[Start]

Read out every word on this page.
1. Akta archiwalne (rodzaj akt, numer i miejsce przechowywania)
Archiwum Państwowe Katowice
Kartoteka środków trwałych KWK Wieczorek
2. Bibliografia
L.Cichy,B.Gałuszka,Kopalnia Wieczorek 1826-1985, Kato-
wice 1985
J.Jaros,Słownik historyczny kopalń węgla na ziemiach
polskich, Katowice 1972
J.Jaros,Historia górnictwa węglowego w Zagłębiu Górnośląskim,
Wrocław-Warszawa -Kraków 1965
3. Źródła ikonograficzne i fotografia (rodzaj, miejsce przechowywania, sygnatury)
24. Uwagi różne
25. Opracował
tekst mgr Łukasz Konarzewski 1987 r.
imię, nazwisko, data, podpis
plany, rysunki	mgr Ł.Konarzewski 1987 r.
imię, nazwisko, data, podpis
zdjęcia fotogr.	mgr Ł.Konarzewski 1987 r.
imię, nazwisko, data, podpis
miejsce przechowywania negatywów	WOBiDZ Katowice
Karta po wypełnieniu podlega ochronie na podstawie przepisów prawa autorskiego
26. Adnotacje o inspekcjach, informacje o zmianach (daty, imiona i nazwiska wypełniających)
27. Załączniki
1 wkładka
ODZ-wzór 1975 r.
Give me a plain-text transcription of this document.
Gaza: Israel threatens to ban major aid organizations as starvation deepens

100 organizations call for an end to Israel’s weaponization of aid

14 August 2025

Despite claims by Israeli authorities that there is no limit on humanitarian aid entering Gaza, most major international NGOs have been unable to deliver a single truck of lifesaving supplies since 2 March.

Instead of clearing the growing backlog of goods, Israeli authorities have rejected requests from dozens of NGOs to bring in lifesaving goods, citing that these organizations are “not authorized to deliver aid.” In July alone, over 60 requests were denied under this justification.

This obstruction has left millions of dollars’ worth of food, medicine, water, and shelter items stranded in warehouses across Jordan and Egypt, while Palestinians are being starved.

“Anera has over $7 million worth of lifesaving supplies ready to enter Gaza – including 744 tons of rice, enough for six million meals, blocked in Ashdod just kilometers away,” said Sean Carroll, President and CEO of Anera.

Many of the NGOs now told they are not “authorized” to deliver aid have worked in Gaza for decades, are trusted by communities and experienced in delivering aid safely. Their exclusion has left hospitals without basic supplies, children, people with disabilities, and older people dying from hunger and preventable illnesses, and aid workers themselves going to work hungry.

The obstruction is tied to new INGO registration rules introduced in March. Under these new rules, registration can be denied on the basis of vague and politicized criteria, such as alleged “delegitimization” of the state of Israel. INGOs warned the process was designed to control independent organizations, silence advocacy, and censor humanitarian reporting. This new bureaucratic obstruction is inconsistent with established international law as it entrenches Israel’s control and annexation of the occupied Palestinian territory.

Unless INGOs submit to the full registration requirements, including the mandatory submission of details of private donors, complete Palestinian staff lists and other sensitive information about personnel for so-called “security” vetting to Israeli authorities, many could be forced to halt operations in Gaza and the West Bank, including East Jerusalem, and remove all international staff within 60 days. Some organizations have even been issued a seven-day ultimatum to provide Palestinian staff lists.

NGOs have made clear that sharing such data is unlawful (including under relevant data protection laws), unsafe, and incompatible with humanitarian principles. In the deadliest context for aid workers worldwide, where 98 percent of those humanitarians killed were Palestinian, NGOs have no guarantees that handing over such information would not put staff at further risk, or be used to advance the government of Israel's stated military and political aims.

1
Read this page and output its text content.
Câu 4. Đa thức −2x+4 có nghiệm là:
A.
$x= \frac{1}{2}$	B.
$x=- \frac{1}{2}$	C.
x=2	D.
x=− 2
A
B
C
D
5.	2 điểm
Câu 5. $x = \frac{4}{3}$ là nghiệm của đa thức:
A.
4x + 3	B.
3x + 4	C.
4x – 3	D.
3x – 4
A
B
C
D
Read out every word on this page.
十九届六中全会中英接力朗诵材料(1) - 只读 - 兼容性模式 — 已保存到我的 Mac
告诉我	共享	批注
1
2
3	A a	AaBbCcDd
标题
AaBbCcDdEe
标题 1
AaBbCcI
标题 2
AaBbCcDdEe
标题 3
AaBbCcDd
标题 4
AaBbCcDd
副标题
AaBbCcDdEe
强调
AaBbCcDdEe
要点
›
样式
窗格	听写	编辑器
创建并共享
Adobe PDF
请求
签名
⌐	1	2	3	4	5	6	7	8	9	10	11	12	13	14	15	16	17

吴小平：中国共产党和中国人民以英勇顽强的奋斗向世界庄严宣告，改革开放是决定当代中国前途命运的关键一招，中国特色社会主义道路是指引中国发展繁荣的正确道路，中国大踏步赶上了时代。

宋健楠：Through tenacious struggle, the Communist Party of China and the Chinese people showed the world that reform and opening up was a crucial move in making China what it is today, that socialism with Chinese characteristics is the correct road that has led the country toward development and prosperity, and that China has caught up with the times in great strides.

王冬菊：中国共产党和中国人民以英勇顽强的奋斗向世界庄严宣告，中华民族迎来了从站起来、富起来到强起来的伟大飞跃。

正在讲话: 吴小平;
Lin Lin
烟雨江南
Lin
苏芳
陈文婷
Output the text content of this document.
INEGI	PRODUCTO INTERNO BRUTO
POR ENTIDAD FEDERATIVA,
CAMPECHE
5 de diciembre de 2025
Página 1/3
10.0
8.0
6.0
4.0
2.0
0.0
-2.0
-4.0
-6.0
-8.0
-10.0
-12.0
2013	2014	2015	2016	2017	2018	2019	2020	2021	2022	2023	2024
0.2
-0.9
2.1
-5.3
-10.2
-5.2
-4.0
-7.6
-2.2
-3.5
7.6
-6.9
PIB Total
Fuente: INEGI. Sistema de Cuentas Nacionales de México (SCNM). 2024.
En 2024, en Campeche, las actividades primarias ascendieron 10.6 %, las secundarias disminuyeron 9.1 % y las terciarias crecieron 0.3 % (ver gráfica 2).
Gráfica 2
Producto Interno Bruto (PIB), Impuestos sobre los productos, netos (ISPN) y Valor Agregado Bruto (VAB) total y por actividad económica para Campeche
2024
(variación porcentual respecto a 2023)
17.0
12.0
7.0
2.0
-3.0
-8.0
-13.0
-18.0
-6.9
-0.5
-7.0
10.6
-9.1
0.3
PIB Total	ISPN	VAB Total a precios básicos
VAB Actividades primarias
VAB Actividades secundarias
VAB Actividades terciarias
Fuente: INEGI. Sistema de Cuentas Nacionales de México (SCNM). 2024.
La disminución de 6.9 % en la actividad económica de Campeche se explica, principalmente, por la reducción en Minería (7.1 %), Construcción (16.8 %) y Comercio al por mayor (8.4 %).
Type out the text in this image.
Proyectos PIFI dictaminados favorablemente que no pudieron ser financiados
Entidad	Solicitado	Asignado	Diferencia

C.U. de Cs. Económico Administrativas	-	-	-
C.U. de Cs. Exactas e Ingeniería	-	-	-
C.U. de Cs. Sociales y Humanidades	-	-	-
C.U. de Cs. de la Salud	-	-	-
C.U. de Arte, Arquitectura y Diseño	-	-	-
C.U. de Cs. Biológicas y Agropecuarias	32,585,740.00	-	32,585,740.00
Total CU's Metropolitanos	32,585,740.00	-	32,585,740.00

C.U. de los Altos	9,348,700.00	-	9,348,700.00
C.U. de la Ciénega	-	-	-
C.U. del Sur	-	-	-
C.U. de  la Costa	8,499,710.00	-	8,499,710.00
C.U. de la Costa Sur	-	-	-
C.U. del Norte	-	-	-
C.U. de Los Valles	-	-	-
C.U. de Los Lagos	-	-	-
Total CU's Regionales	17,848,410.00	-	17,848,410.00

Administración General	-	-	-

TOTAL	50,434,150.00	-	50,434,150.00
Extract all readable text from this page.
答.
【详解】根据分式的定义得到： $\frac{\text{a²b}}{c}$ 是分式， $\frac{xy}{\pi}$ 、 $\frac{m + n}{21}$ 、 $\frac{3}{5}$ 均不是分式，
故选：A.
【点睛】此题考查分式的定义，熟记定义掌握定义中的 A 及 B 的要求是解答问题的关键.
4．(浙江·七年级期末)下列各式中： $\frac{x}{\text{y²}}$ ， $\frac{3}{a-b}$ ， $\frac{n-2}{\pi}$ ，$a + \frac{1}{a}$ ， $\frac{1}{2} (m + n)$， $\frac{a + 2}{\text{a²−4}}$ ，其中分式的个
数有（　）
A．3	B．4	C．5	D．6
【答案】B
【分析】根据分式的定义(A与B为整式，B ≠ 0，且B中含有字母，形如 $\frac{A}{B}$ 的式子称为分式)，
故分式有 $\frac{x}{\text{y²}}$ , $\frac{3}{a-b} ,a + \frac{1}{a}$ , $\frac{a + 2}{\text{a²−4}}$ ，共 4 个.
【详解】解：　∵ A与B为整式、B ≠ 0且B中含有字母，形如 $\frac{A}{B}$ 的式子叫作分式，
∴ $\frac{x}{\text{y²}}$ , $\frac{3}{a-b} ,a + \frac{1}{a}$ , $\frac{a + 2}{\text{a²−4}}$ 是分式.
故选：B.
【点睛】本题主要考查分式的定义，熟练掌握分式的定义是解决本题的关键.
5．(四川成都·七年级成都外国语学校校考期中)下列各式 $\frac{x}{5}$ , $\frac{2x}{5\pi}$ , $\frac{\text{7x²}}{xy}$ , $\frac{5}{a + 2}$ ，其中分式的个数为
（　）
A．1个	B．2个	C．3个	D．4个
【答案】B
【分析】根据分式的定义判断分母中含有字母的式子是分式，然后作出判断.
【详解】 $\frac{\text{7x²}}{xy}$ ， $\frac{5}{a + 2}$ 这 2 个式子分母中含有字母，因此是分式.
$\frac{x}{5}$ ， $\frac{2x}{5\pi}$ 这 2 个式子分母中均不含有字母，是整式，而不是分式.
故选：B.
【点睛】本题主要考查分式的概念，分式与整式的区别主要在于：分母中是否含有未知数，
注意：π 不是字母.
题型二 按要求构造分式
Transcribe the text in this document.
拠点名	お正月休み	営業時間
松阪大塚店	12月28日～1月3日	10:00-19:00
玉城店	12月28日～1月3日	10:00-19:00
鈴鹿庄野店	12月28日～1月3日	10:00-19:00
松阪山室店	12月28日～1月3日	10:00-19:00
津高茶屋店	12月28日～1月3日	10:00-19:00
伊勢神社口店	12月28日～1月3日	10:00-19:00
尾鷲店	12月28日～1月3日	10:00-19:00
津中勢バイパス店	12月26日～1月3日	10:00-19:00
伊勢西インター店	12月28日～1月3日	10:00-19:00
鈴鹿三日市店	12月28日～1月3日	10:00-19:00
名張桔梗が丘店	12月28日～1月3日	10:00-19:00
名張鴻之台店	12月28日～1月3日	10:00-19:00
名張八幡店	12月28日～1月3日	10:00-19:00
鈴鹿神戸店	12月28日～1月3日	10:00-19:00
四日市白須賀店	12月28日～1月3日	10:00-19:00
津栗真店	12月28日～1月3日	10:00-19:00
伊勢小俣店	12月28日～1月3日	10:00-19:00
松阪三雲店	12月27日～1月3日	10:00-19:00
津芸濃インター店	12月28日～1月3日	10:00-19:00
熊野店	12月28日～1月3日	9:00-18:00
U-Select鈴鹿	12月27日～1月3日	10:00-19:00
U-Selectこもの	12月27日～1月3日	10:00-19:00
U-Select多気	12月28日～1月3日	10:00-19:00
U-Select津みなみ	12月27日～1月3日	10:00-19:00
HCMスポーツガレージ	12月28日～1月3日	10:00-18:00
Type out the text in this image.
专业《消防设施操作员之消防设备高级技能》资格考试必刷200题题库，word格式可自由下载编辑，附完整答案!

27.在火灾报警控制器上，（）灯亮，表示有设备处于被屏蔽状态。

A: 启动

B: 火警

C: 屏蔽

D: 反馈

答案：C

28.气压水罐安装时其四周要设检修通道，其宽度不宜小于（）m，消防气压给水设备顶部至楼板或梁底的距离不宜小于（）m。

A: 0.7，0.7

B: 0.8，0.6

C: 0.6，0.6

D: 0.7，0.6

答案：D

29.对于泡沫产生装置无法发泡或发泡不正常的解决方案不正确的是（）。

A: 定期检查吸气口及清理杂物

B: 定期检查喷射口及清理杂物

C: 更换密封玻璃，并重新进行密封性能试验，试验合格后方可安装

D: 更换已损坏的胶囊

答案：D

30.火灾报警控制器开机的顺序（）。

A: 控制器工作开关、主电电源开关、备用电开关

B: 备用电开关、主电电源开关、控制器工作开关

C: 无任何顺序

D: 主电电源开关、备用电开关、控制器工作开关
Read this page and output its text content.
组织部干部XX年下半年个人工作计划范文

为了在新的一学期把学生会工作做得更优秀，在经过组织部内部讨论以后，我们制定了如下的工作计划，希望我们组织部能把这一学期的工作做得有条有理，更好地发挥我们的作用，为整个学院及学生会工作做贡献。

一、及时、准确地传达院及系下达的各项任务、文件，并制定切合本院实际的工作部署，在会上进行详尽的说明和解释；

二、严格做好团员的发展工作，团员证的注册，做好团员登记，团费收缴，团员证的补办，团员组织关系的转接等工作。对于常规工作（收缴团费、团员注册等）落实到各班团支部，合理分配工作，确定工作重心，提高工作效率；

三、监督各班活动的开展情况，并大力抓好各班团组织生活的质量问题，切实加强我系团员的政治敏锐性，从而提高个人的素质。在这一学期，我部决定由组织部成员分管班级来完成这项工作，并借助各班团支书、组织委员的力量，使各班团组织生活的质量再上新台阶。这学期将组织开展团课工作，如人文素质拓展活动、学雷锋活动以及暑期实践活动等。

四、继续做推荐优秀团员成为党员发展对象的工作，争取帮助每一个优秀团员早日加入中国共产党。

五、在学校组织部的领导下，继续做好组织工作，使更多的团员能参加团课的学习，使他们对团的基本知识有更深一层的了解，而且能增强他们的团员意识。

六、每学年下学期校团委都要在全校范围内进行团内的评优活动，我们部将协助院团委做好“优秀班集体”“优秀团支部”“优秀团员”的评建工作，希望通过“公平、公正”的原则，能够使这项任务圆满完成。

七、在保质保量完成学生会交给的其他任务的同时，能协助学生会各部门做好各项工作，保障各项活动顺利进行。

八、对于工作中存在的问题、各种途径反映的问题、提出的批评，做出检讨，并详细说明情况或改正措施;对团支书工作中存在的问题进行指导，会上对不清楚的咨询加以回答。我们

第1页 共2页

[End]

§ **Directions**
Scan the listing above and copy all lines containing the word "document".

§ **Result**
Give me a plain-text transcription of this document.
Output the text content of this document.
Transcribe the text in this document.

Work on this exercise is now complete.